• INFORMATION SUPPLIED:
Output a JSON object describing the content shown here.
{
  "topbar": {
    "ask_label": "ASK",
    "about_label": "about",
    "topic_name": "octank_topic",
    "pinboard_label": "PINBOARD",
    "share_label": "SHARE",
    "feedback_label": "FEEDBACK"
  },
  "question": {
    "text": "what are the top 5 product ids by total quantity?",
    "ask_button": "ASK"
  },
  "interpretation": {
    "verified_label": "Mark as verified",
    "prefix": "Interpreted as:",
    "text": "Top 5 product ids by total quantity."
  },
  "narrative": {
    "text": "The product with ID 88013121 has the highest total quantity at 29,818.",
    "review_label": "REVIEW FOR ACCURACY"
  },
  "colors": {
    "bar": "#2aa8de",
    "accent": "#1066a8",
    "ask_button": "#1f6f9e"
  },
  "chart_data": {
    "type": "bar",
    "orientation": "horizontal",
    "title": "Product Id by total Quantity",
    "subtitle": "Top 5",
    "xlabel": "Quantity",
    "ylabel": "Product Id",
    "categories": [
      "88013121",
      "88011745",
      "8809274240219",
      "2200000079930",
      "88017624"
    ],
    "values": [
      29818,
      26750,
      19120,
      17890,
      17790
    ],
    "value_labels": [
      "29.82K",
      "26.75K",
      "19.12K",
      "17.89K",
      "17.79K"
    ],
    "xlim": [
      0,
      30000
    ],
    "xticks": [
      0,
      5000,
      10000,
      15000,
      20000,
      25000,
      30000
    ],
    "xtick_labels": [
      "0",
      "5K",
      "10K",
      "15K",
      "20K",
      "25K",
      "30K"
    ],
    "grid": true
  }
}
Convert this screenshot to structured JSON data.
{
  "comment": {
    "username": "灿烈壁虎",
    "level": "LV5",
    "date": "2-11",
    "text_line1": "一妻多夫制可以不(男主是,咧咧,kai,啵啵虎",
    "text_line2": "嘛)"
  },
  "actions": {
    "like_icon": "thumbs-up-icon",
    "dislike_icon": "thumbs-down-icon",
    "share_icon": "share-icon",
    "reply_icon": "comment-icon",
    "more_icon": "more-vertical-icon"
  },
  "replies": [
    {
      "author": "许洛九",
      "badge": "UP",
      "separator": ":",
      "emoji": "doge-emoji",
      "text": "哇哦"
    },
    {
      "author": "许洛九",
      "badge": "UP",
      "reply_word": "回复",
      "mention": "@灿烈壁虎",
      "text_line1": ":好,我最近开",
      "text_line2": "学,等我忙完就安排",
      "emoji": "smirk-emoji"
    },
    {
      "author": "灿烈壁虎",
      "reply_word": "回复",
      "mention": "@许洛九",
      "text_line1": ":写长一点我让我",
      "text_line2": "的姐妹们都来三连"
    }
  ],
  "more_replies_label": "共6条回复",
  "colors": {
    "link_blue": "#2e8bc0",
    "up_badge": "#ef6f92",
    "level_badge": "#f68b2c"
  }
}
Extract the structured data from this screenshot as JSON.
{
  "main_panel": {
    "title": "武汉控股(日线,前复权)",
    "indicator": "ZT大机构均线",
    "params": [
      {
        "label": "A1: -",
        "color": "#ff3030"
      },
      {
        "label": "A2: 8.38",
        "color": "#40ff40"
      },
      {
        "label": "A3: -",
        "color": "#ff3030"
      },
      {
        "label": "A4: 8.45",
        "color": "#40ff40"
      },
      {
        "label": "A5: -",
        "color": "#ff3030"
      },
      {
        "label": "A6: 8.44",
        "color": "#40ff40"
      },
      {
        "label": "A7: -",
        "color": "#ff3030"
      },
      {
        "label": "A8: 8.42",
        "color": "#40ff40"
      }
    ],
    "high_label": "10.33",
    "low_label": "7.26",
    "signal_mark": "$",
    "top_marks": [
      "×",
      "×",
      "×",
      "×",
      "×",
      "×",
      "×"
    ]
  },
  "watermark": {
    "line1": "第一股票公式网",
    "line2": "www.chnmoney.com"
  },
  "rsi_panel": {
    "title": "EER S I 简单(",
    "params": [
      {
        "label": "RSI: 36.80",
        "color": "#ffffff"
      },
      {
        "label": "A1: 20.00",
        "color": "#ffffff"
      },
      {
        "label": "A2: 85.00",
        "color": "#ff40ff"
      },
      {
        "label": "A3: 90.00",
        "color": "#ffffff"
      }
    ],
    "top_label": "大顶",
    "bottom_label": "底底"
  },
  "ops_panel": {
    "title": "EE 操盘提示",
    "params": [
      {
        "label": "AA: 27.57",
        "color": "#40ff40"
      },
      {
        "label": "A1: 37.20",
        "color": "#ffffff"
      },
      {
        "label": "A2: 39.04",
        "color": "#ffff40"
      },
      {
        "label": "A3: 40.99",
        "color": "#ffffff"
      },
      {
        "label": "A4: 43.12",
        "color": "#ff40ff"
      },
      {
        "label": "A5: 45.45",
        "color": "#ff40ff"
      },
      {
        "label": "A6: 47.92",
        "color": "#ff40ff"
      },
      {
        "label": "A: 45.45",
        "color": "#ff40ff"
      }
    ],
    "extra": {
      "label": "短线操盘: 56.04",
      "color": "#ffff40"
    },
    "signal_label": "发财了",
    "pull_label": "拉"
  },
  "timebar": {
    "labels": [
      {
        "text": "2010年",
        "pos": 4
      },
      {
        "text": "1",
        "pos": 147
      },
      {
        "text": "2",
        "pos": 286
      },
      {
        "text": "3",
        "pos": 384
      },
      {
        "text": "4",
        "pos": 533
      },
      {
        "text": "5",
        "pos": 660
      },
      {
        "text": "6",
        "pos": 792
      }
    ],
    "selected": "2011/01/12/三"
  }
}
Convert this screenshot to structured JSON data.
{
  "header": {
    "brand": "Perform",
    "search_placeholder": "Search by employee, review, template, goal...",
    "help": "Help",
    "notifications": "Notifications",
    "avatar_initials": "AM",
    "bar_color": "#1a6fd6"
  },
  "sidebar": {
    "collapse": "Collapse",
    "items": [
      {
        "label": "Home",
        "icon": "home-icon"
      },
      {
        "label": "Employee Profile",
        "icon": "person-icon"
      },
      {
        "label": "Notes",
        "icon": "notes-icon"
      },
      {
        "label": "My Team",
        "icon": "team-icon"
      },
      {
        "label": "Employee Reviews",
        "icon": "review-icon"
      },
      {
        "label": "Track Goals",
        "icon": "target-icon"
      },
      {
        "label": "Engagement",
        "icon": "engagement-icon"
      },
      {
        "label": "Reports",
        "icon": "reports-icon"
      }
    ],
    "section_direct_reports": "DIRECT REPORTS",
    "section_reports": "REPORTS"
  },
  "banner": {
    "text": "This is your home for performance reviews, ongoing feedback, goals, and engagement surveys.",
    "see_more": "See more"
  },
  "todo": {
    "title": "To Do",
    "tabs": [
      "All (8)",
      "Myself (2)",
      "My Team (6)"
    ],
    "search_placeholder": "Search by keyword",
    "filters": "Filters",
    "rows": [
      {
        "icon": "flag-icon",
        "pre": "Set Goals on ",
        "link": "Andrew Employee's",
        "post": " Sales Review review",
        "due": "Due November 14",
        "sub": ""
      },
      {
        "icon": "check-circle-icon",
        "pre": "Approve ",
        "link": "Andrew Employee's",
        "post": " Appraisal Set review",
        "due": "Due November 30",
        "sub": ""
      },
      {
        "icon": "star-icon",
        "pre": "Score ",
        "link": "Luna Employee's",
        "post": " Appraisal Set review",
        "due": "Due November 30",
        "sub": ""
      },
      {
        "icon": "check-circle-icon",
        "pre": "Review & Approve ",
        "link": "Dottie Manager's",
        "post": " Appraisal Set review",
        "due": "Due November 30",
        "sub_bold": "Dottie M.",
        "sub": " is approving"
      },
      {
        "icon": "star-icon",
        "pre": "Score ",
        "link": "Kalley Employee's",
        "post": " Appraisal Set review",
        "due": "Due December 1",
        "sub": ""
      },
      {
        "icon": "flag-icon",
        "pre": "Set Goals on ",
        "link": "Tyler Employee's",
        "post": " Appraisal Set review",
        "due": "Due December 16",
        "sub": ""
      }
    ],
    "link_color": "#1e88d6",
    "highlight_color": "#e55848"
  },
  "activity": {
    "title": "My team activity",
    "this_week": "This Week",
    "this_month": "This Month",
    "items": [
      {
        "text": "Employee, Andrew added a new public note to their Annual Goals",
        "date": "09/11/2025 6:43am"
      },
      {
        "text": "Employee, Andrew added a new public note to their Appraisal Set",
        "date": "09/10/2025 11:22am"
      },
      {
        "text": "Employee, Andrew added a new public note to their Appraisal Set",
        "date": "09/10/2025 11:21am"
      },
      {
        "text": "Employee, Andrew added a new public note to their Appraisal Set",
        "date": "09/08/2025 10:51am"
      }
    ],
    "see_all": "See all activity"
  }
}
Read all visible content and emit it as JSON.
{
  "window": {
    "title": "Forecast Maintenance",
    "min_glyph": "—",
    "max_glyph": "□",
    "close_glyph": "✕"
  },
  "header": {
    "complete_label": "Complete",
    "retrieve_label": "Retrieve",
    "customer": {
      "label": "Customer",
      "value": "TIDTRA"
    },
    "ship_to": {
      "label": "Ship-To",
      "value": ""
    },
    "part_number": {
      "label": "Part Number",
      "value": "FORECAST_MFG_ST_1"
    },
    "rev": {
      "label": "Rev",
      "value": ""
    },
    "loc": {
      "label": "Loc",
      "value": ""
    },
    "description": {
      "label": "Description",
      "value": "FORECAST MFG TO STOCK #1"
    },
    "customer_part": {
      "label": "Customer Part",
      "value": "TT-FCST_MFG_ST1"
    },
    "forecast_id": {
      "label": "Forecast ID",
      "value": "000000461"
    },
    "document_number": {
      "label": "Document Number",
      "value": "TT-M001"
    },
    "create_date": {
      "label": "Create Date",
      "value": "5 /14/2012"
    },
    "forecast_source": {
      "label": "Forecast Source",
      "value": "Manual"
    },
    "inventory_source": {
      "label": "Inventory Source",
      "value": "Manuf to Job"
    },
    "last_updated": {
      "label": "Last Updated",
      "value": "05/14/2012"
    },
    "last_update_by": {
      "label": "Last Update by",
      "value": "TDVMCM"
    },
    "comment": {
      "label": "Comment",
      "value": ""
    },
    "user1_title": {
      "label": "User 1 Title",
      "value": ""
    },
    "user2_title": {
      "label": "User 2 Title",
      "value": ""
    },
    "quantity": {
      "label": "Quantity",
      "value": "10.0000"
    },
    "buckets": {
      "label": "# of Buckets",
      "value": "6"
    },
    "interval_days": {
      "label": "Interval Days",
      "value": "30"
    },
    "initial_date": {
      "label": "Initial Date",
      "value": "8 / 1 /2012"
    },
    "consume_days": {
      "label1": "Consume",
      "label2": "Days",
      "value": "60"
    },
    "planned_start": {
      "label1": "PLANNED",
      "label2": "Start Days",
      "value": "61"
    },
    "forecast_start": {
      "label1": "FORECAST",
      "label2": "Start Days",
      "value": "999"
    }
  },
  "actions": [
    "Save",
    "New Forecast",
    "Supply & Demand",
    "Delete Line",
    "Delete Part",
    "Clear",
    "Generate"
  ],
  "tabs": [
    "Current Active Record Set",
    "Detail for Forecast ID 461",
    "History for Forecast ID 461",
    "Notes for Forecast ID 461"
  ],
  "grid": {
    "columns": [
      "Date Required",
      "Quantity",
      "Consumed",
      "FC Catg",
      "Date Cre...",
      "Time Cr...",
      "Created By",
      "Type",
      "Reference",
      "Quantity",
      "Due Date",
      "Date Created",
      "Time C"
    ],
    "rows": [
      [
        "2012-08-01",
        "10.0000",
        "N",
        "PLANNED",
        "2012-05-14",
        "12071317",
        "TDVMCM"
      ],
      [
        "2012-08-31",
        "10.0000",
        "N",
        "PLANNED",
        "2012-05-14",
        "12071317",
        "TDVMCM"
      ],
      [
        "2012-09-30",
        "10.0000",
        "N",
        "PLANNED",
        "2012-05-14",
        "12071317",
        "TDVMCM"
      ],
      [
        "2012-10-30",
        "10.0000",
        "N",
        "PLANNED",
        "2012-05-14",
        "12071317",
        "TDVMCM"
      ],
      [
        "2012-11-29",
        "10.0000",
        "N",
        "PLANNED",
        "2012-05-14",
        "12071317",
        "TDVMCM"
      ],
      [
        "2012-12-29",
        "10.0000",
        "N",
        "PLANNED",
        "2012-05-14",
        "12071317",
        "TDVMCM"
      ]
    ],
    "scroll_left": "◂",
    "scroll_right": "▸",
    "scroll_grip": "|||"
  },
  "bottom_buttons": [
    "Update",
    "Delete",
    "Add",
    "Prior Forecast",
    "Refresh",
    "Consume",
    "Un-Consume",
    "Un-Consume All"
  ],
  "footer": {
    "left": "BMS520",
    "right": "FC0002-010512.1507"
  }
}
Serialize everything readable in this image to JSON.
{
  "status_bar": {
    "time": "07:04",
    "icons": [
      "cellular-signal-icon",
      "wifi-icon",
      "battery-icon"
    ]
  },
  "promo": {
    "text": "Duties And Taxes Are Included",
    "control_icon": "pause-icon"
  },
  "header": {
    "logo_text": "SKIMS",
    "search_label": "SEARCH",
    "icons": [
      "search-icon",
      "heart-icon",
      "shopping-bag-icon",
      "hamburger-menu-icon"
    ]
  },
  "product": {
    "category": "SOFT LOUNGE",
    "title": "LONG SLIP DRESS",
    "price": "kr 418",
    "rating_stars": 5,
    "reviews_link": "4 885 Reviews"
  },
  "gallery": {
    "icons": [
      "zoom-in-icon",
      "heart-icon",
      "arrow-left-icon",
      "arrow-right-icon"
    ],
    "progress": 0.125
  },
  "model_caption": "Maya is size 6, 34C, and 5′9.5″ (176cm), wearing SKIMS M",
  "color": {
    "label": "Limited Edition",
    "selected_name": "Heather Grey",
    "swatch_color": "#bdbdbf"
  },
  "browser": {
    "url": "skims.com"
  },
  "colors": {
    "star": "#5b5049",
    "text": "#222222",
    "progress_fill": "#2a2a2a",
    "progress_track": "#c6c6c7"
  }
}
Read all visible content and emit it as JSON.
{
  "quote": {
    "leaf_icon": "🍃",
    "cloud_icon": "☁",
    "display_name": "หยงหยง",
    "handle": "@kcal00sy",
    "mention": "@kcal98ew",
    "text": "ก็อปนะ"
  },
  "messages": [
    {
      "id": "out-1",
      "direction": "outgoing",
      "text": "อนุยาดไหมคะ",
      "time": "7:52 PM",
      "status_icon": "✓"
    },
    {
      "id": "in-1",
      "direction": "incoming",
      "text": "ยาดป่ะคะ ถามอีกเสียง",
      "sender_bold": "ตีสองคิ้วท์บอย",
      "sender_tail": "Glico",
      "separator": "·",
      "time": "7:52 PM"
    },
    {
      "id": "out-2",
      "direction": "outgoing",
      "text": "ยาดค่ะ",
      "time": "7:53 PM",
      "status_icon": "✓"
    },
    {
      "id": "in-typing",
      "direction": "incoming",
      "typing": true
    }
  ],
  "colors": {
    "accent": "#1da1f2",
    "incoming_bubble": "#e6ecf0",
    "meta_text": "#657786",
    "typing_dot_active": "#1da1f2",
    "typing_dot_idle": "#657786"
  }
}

• PROBLEM TO SOLVE:
Find the string "December" in the entries above and return each line that holds it.

• WRITTEN SOLUTION:
        "due": "Due December 1",
        "due": "Due December 16",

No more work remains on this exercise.